**EXERCISE OBJECTIVE:**
Go through the entries one line at a time, and gather every line that has the word "JSON".
=-=-=-=-=
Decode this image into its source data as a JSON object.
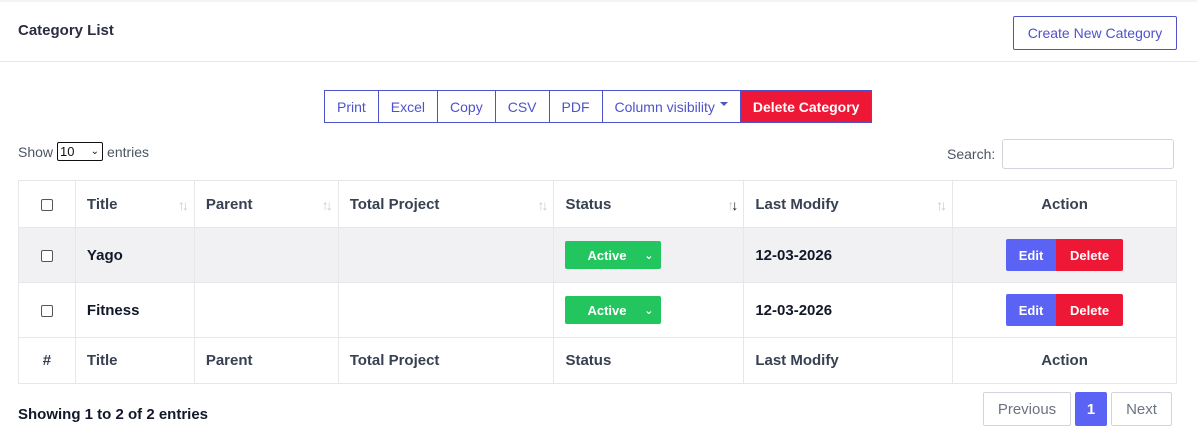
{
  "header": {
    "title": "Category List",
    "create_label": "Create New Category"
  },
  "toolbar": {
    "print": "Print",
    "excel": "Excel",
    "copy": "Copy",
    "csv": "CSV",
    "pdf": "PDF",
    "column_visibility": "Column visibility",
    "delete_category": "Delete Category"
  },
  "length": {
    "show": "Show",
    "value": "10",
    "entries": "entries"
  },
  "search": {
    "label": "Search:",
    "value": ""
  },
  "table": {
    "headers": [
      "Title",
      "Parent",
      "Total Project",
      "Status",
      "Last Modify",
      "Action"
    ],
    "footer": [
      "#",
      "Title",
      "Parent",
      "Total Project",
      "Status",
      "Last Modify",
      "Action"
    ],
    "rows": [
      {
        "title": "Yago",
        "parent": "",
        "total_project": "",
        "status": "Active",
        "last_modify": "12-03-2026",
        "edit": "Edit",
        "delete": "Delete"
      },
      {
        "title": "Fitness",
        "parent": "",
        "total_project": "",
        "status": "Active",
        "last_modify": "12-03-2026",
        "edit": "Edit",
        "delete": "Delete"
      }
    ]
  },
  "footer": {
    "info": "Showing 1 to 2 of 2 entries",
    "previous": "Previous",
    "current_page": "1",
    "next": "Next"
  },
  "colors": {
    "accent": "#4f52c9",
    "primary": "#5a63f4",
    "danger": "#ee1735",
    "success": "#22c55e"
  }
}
=-=-=-=-=
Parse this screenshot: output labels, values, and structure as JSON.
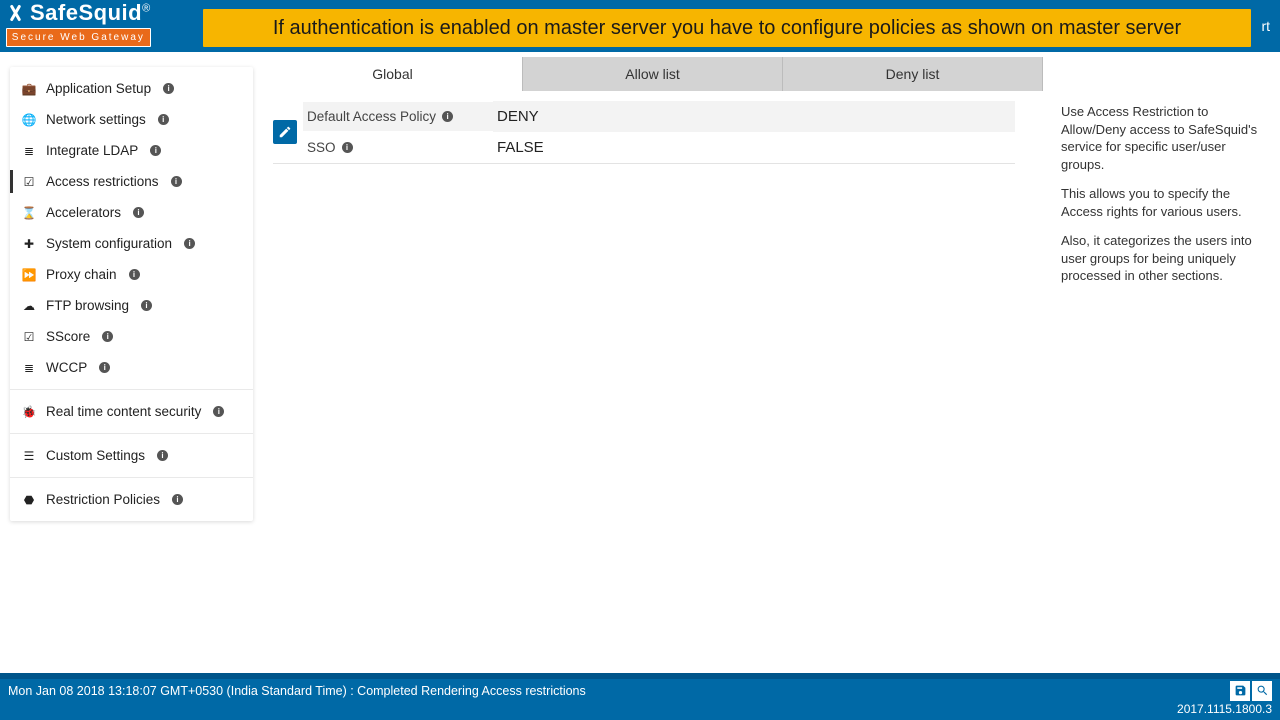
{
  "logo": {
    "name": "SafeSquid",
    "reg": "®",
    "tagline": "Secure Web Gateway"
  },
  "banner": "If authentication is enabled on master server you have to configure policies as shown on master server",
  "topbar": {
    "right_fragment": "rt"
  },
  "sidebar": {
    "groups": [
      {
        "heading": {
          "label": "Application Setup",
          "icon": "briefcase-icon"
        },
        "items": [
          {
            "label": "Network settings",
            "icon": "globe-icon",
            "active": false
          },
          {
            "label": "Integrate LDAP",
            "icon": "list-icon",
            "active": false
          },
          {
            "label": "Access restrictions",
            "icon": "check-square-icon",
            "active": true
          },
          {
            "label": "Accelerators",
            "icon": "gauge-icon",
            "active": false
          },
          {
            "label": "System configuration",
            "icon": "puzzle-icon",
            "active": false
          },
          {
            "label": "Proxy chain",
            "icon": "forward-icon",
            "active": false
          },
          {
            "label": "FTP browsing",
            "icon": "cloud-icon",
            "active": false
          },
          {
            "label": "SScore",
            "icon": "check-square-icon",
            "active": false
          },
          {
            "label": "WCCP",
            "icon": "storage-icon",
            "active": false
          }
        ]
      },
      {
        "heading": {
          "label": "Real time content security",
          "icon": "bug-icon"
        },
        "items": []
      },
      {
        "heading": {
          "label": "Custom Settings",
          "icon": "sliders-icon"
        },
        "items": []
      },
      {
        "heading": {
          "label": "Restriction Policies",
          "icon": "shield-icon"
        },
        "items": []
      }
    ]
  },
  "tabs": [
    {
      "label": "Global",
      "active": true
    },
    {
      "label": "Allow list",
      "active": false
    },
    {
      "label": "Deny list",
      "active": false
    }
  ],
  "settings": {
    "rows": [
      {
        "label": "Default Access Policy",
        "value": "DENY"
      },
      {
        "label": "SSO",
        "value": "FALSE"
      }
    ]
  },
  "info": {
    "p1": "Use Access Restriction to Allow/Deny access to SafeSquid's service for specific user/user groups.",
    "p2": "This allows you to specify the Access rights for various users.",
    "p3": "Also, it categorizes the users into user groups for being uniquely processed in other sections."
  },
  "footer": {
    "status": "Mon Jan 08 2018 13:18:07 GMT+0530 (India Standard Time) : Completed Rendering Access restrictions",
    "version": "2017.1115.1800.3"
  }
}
=-=-=-=-=
**EXERCISE RESPONSE:**
Decode this image into its source data as a JSON object.
Parse this screenshot: output labels, values, and structure as JSON.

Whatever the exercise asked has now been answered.